**ASSIGNMENT**: Every single entry below should be reproduced verbatim.

- Opening Delimiter -

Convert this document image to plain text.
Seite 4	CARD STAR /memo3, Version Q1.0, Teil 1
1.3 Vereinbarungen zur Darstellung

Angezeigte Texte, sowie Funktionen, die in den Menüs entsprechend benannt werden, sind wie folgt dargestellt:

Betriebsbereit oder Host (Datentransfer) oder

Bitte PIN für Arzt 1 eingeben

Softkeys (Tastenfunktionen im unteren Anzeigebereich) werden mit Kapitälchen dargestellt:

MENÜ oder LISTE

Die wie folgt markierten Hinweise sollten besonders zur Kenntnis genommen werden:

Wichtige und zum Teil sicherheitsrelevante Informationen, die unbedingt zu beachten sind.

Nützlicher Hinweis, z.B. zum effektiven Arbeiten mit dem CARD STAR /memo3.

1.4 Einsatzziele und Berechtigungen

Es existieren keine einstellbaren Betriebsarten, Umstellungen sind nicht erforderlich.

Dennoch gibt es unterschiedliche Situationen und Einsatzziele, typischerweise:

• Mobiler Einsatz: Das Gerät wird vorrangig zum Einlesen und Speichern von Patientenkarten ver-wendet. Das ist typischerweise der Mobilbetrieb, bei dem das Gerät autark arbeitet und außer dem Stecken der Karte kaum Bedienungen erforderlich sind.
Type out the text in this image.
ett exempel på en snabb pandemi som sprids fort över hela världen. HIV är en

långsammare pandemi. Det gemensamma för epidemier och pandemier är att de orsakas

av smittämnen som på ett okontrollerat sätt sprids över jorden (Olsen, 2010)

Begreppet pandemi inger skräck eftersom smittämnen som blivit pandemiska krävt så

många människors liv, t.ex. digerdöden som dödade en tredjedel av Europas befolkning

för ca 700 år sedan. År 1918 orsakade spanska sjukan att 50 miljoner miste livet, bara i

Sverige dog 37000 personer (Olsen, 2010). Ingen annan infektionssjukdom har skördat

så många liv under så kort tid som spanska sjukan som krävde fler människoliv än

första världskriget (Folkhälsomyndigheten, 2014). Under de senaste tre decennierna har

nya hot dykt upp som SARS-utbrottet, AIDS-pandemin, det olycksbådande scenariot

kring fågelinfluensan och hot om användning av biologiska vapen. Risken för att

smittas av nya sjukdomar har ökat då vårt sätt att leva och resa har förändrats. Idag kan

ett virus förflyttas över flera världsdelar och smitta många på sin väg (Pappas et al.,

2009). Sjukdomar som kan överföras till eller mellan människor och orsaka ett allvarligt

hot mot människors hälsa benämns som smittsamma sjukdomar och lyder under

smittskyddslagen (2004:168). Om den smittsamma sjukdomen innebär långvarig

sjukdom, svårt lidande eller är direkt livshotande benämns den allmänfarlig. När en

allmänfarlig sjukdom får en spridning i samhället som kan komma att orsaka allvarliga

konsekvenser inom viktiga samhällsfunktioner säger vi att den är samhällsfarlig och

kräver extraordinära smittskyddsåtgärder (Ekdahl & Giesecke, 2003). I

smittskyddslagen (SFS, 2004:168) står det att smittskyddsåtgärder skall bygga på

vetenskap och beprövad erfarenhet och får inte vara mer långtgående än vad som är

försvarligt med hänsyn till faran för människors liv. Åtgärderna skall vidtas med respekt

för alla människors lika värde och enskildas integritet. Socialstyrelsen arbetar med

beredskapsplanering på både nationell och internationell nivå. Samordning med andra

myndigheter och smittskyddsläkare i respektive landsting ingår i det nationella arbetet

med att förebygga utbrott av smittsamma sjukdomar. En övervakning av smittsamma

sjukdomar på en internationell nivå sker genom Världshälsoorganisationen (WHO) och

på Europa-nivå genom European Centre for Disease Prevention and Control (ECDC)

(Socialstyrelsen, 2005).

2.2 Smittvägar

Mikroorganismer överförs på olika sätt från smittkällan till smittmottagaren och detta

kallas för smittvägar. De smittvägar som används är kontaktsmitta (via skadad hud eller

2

- Closing Delimiter -

**ANSWER TO THIS EXERCISE**:
Convert this document image to plain text.
Seite 4	CARD STAR /memo3, Version Q1.0, Teil 1
1.3 Vereinbarungen zur Darstellung

Angezeigte Texte, sowie Funktionen, die in den Menüs entsprechend benannt werden, sind wie folgt dargestellt:

Betriebsbereit oder Host (Datentransfer) oder

Bitte PIN für Arzt 1 eingeben

Softkeys (Tastenfunktionen im unteren Anzeigebereich) werden mit Kapitälchen dargestellt:

MENÜ oder LISTE

Die wie folgt markierten Hinweise sollten besonders zur Kenntnis genommen werden:

Wichtige und zum Teil sicherheitsrelevante Informationen, die unbedingt zu beachten sind.

Nützlicher Hinweis, z.B. zum effektiven Arbeiten mit dem CARD STAR /memo3.

1.4 Einsatzziele und Berechtigungen

Es existieren keine einstellbaren Betriebsarten, Umstellungen sind nicht erforderlich.

Dennoch gibt es unterschiedliche Situationen und Einsatzziele, typischerweise:

• Mobiler Einsatz: Das Gerät wird vorrangig zum Einlesen und Speichern von Patientenkarten ver-wendet. Das ist typischerweise der Mobilbetrieb, bei dem das Gerät autark arbeitet und außer dem Stecken der Karte kaum Bedienungen erforderlich sind.
Type out the text in this image.
ett exempel på en snabb pandemi som sprids fort över hela världen. HIV är en

långsammare pandemi. Det gemensamma för epidemier och pandemier är att de orsakas

av smittämnen som på ett okontrollerat sätt sprids över jorden (Olsen, 2010)

Begreppet pandemi inger skräck eftersom smittämnen som blivit pandemiska krävt så

många människors liv, t.ex. digerdöden som dödade en tredjedel av Europas befolkning

för ca 700 år sedan. År 1918 orsakade spanska sjukan att 50 miljoner miste livet, bara i

Sverige dog 37000 personer (Olsen, 2010). Ingen annan infektionssjukdom har skördat

så många liv under så kort tid som spanska sjukan som krävde fler människoliv än

första världskriget (Folkhälsomyndigheten, 2014). Under de senaste tre decennierna har

nya hot dykt upp som SARS-utbrottet, AIDS-pandemin, det olycksbådande scenariot

kring fågelinfluensan och hot om användning av biologiska vapen. Risken för att

smittas av nya sjukdomar har ökat då vårt sätt att leva och resa har förändrats. Idag kan

ett virus förflyttas över flera världsdelar och smitta många på sin väg (Pappas et al.,

2009). Sjukdomar som kan överföras till eller mellan människor och orsaka ett allvarligt

hot mot människors hälsa benämns som smittsamma sjukdomar och lyder under

smittskyddslagen (2004:168). Om den smittsamma sjukdomen innebär långvarig

sjukdom, svårt lidande eller är direkt livshotande benämns den allmänfarlig. När en

allmänfarlig sjukdom får en spridning i samhället som kan komma att orsaka allvarliga

konsekvenser inom viktiga samhällsfunktioner säger vi att den är samhällsfarlig och

kräver extraordinära smittskyddsåtgärder (Ekdahl & Giesecke, 2003). I

smittskyddslagen (SFS, 2004:168) står det att smittskyddsåtgärder skall bygga på

vetenskap och beprövad erfarenhet och får inte vara mer långtgående än vad som är

försvarligt med hänsyn till faran för människors liv. Åtgärderna skall vidtas med respekt

för alla människors lika värde och enskildas integritet. Socialstyrelsen arbetar med

beredskapsplanering på både nationell och internationell nivå. Samordning med andra

myndigheter och smittskyddsläkare i respektive landsting ingår i det nationella arbetet

med att förebygga utbrott av smittsamma sjukdomar. En övervakning av smittsamma

sjukdomar på en internationell nivå sker genom Världshälsoorganisationen (WHO) och

på Europa-nivå genom European Centre for Disease Prevention and Control (ECDC)

(Socialstyrelsen, 2005).

2.2 Smittvägar

Mikroorganismer överförs på olika sätt från smittkällan till smittmottagaren och detta

kallas för smittvägar. De smittvägar som används är kontaktsmitta (via skadad hud eller

2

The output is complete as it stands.